Data records
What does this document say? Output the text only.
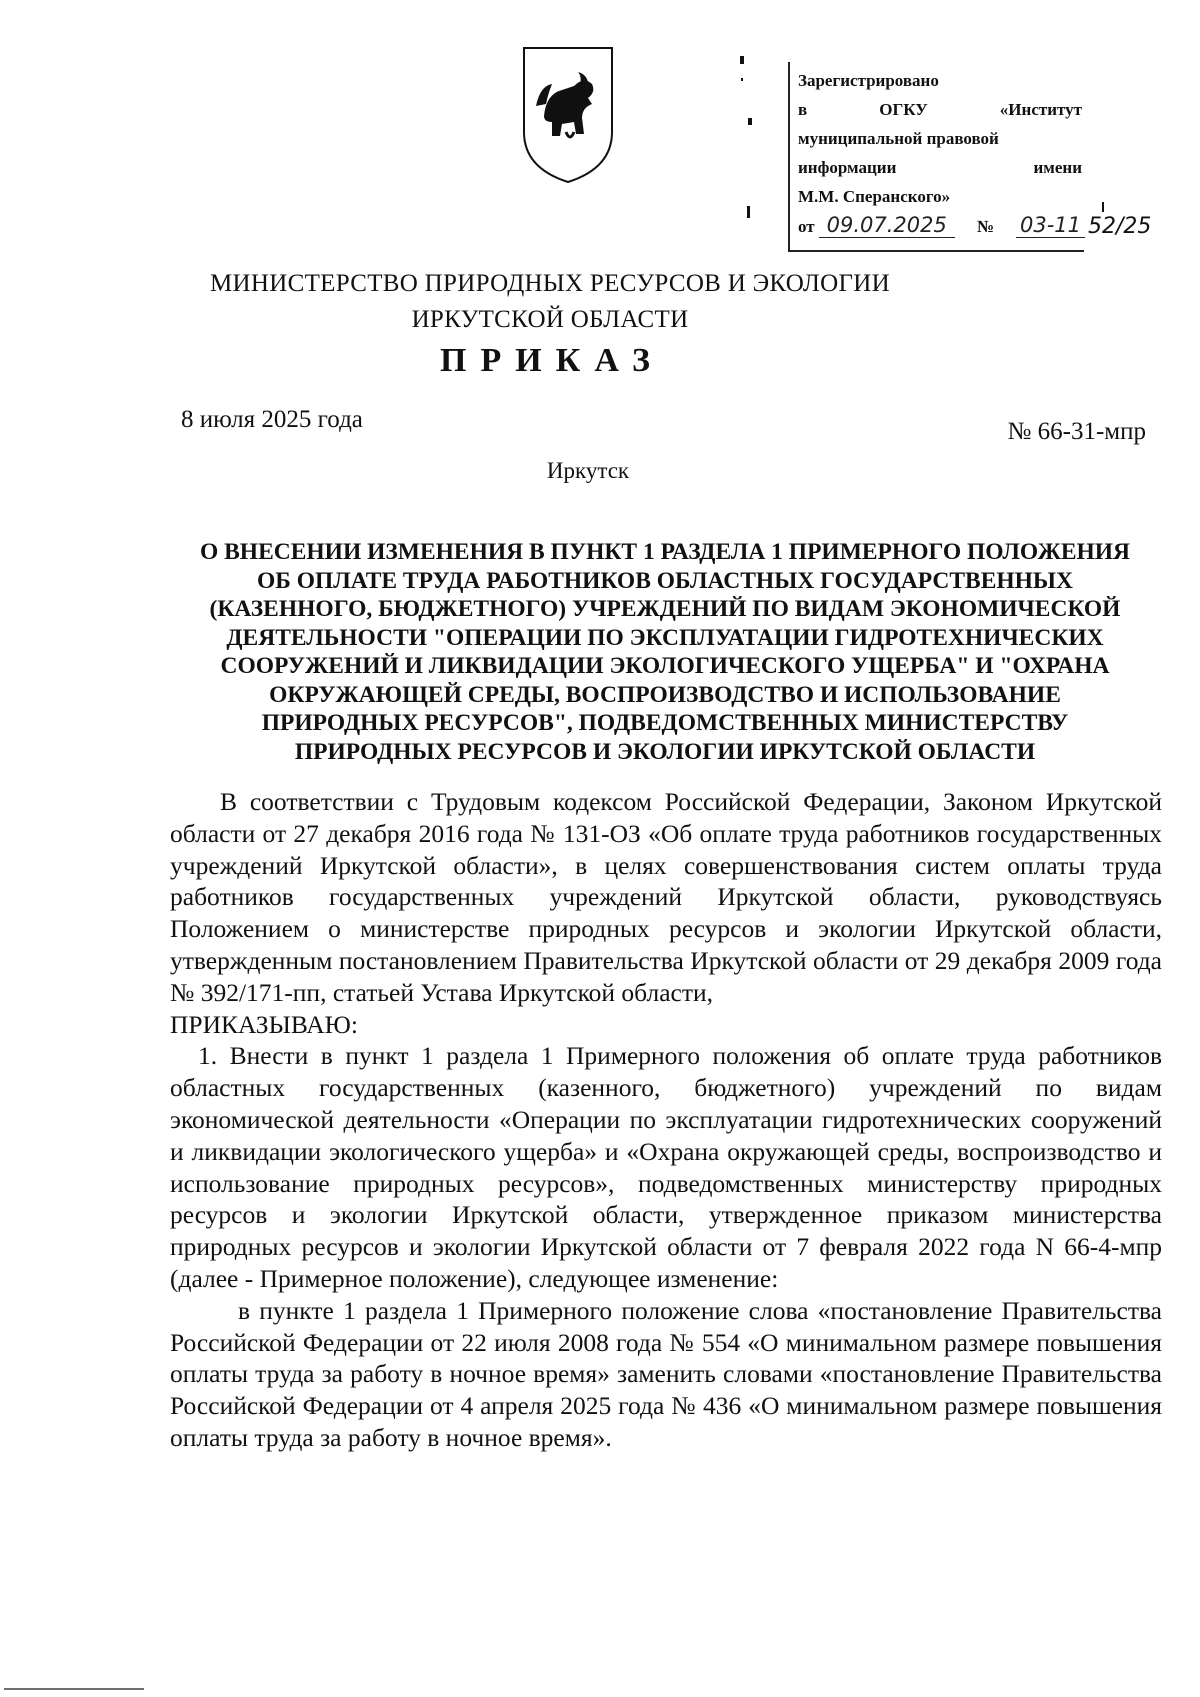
Зарегистрировано
в	ОГКУ	«Институт
муниципальной правовой
информации	имени
М.М. Сперанского»
от 09.07.2025 № 03-11 52/25
МИНИСТЕРСТВО ПРИРОДНЫХ РЕСУРСОВ И ЭКОЛОГИИ
ИРКУТСКОЙ ОБЛАСТИ
ПРИКАЗ
8 июля 2025 года	№ 66-31-мпр
Иркутск
О ВНЕСЕНИИ ИЗМЕНЕНИЯ В ПУНКТ 1 РАЗДЕЛА 1 ПРИМЕРНОГО ПОЛОЖЕНИЯ
ОБ ОПЛАТЕ ТРУДА РАБОТНИКОВ ОБЛАСТНЫХ ГОСУДАРСТВЕННЫХ
(КАЗЕННОГО, БЮДЖЕТНОГО) УЧРЕЖДЕНИЙ ПО ВИДАМ ЭКОНОМИЧЕСКОЙ
ДЕЯТЕЛЬНОСТИ "ОПЕРАЦИИ ПО ЭКСПЛУАТАЦИИ ГИДРОТЕХНИЧЕСКИХ
СООРУЖЕНИЙ И ЛИКВИДАЦИИ ЭКОЛОГИЧЕСКОГО УЩЕРБА" И "ОХРАНА
ОКРУЖАЮЩЕЙ СРЕДЫ, ВОСПРОИЗВОДСТВО И ИСПОЛЬЗОВАНИЕ
ПРИРОДНЫХ РЕСУРСОВ", ПОДВЕДОМСТВЕННЫХ МИНИСТЕРСТВУ
ПРИРОДНЫХ РЕСУРСОВ И ЭКОЛОГИИ ИРКУТСКОЙ ОБЛАСТИ

В соответствии с Трудовым кодексом Российской Федерации, Законом Иркутской области от 27 декабря 2016 года № 131-ОЗ «Об оплате труда работников государственных учреждений Иркутской области», в целях совершенствования систем оплаты труда работников государственных учреждений Иркутской области, руководствуясь Положением о министерстве природных ресурсов и экологии Иркутской области, утвержденным постановлением Правительства Иркутской области от 29 декабря 2009 года № 392/171-пп, статьей Устава Иркутской области,

ПРИКАЗЫВАЮ:

1. Внести в пункт 1 раздела 1 Примерного положения об оплате труда работников областных государственных (казенного, бюджетного) учреждений по видам экономической деятельности «Операции по эксплуатации гидротехнических сооружений и ликвидации экологического ущерба» и «Охрана окружающей среды, воспроизводство и использование природных ресурсов», подведомственных министерству природных ресурсов и экологии Иркутской области, утвержденное приказом министерства природных ресурсов и экологии Иркутской области от 7 февраля 2022 года N 66-4-мпр (далее - Примерное положение), следующее изменение:

в пункте 1 раздела 1 Примерного положение слова «постановление Правительства Российской Федерации от 22 июля 2008 года № 554 «О минимальном размере повышения оплаты труда за работу в ночное время» заменить словами «постановление Правительства Российской Федерации от 4 апреля 2025 года № 436 «О минимальном размере повышения оплаты труда за работу в ночное время».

- _Work to be completed_
Gather up every line from the listing above in which the word "июля" occurs.

- _Answer to the exercise_
8 июля 2025 года	№ 66-31-мпр
в пункте 1 раздела 1 Примерного положение слова «постановление Правительства Российской Федерации от 22 июля 2008 года № 554 «О минимальном размере повышения оплаты труда за работу в ночное время» заменить словами «постановление Правительства Российской Федерации от 4 апреля 2025 года № 436 «О минимальном размере повышения оплаты труда за работу в ночное время».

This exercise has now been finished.